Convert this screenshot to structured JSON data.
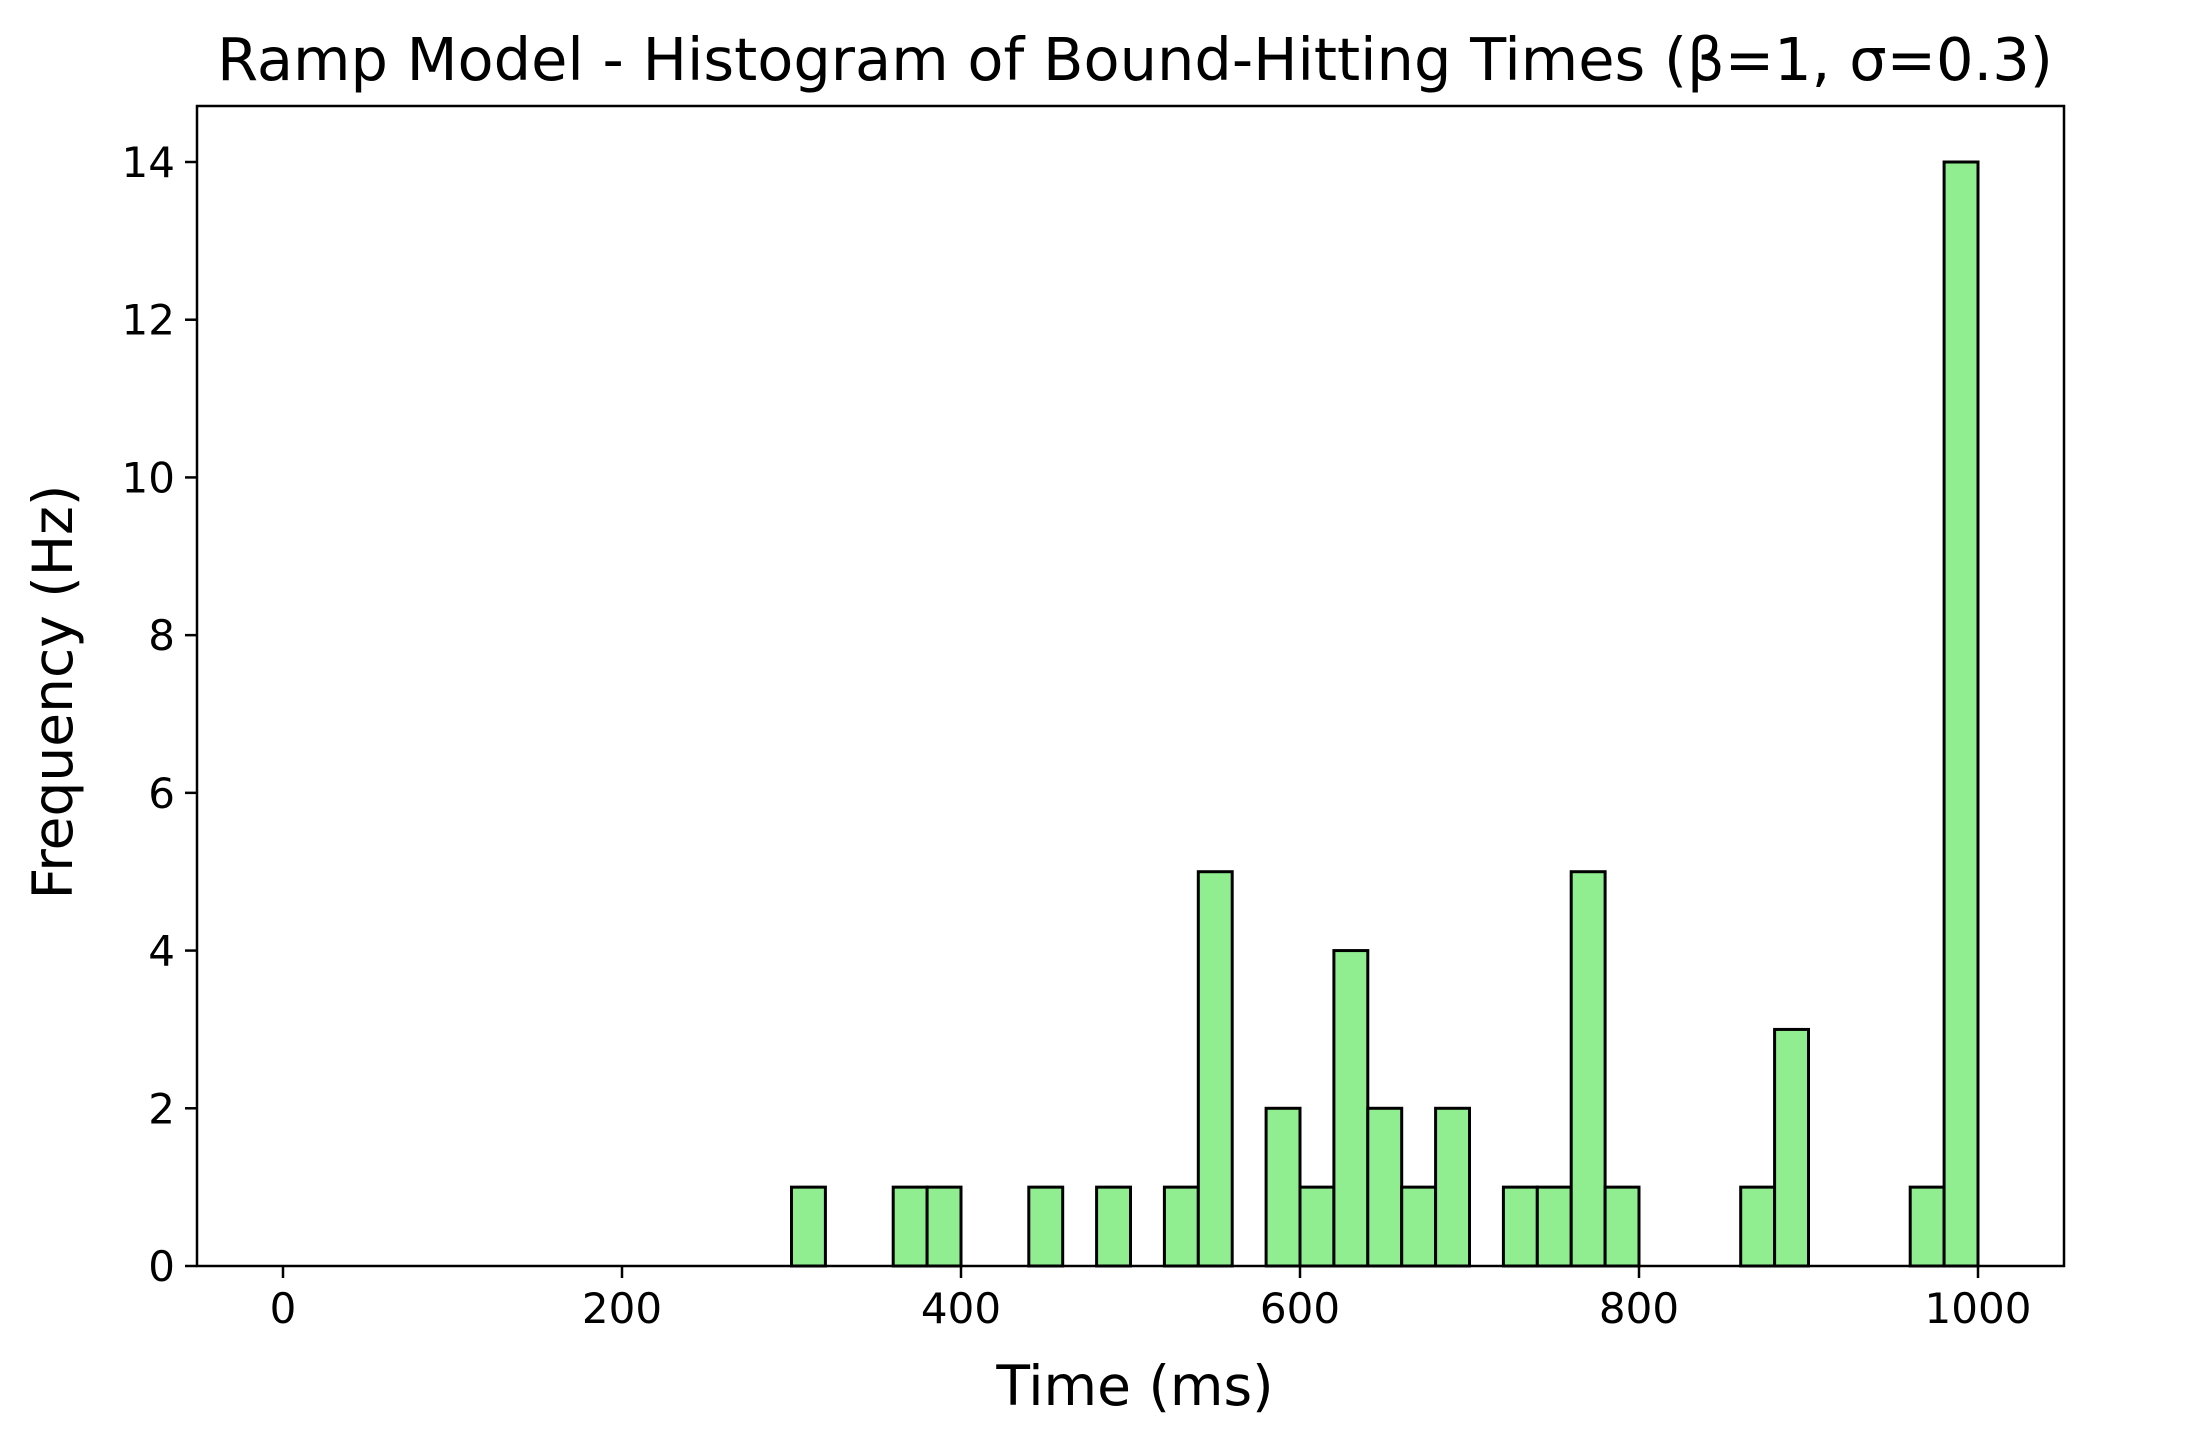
{
  "chart_data": {
    "type": "bar",
    "title": "Ramp Model - Histogram of Bound-Hitting Times (β=1, σ=0.3)",
    "xlabel": "Time (ms)",
    "ylabel": "Frequency (Hz)",
    "xlim": [
      -52,
      1052
    ],
    "ylim": [
      0,
      14.7
    ],
    "xticks": [
      "0",
      "200",
      "400",
      "600",
      "800",
      "1000"
    ],
    "yticks": [
      "0",
      "2",
      "4",
      "6",
      "8",
      "10",
      "12",
      "14"
    ],
    "bin_width": 20,
    "bar_color": "#90ee90",
    "edge_color": "#000000",
    "bins": [
      {
        "start": 0,
        "value": 0
      },
      {
        "start": 20,
        "value": 0
      },
      {
        "start": 40,
        "value": 0
      },
      {
        "start": 60,
        "value": 0
      },
      {
        "start": 80,
        "value": 0
      },
      {
        "start": 100,
        "value": 0
      },
      {
        "start": 120,
        "value": 0
      },
      {
        "start": 140,
        "value": 0
      },
      {
        "start": 160,
        "value": 0
      },
      {
        "start": 180,
        "value": 0
      },
      {
        "start": 200,
        "value": 0
      },
      {
        "start": 220,
        "value": 0
      },
      {
        "start": 240,
        "value": 0
      },
      {
        "start": 260,
        "value": 0
      },
      {
        "start": 280,
        "value": 0
      },
      {
        "start": 300,
        "value": 1
      },
      {
        "start": 320,
        "value": 0
      },
      {
        "start": 340,
        "value": 0
      },
      {
        "start": 360,
        "value": 1
      },
      {
        "start": 380,
        "value": 1
      },
      {
        "start": 400,
        "value": 0
      },
      {
        "start": 420,
        "value": 0
      },
      {
        "start": 440,
        "value": 1
      },
      {
        "start": 460,
        "value": 0
      },
      {
        "start": 480,
        "value": 1
      },
      {
        "start": 500,
        "value": 0
      },
      {
        "start": 520,
        "value": 1
      },
      {
        "start": 540,
        "value": 5
      },
      {
        "start": 560,
        "value": 0
      },
      {
        "start": 580,
        "value": 2
      },
      {
        "start": 600,
        "value": 1
      },
      {
        "start": 620,
        "value": 4
      },
      {
        "start": 640,
        "value": 2
      },
      {
        "start": 660,
        "value": 1
      },
      {
        "start": 680,
        "value": 2
      },
      {
        "start": 700,
        "value": 0
      },
      {
        "start": 720,
        "value": 1
      },
      {
        "start": 740,
        "value": 1
      },
      {
        "start": 760,
        "value": 5
      },
      {
        "start": 780,
        "value": 1
      },
      {
        "start": 800,
        "value": 0
      },
      {
        "start": 820,
        "value": 0
      },
      {
        "start": 840,
        "value": 0
      },
      {
        "start": 860,
        "value": 1
      },
      {
        "start": 880,
        "value": 3
      },
      {
        "start": 900,
        "value": 0
      },
      {
        "start": 920,
        "value": 0
      },
      {
        "start": 940,
        "value": 0
      },
      {
        "start": 960,
        "value": 1
      },
      {
        "start": 980,
        "value": 14
      }
    ]
  }
}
****************
**Problem statement**
Your task is to copy the entries in full and exactly, without any images.

**Exercise result**
Convert this screenshot to structured JSON data.
{
  "chart_data": {
    "type": "bar",
    "title": "Ramp Model - Histogram of Bound-Hitting Times (β=1, σ=0.3)",
    "xlabel": "Time (ms)",
    "ylabel": "Frequency (Hz)",
    "xlim": [
      -52,
      1052
    ],
    "ylim": [
      0,
      14.7
    ],
    "xticks": [
      "0",
      "200",
      "400",
      "600",
      "800",
      "1000"
    ],
    "yticks": [
      "0",
      "2",
      "4",
      "6",
      "8",
      "10",
      "12",
      "14"
    ],
    "bin_width": 20,
    "bar_color": "#90ee90",
    "edge_color": "#000000",
    "bins": [
      {
        "start": 0,
        "value": 0
      },
      {
        "start": 20,
        "value": 0
      },
      {
        "start": 40,
        "value": 0
      },
      {
        "start": 60,
        "value": 0
      },
      {
        "start": 80,
        "value": 0
      },
      {
        "start": 100,
        "value": 0
      },
      {
        "start": 120,
        "value": 0
      },
      {
        "start": 140,
        "value": 0
      },
      {
        "start": 160,
        "value": 0
      },
      {
        "start": 180,
        "value": 0
      },
      {
        "start": 200,
        "value": 0
      },
      {
        "start": 220,
        "value": 0
      },
      {
        "start": 240,
        "value": 0
      },
      {
        "start": 260,
        "value": 0
      },
      {
        "start": 280,
        "value": 0
      },
      {
        "start": 300,
        "value": 1
      },
      {
        "start": 320,
        "value": 0
      },
      {
        "start": 340,
        "value": 0
      },
      {
        "start": 360,
        "value": 1
      },
      {
        "start": 380,
        "value": 1
      },
      {
        "start": 400,
        "value": 0
      },
      {
        "start": 420,
        "value": 0
      },
      {
        "start": 440,
        "value": 1
      },
      {
        "start": 460,
        "value": 0
      },
      {
        "start": 480,
        "value": 1
      },
      {
        "start": 500,
        "value": 0
      },
      {
        "start": 520,
        "value": 1
      },
      {
        "start": 540,
        "value": 5
      },
      {
        "start": 560,
        "value": 0
      },
      {
        "start": 580,
        "value": 2
      },
      {
        "start": 600,
        "value": 1
      },
      {
        "start": 620,
        "value": 4
      },
      {
        "start": 640,
        "value": 2
      },
      {
        "start": 660,
        "value": 1
      },
      {
        "start": 680,
        "value": 2
      },
      {
        "start": 700,
        "value": 0
      },
      {
        "start": 720,
        "value": 1
      },
      {
        "start": 740,
        "value": 1
      },
      {
        "start": 760,
        "value": 5
      },
      {
        "start": 780,
        "value": 1
      },
      {
        "start": 800,
        "value": 0
      },
      {
        "start": 820,
        "value": 0
      },
      {
        "start": 840,
        "value": 0
      },
      {
        "start": 860,
        "value": 1
      },
      {
        "start": 880,
        "value": 3
      },
      {
        "start": 900,
        "value": 0
      },
      {
        "start": 920,
        "value": 0
      },
      {
        "start": 940,
        "value": 0
      },
      {
        "start": 960,
        "value": 1
      },
      {
        "start": 980,
        "value": 14
      }
    ]
  }
}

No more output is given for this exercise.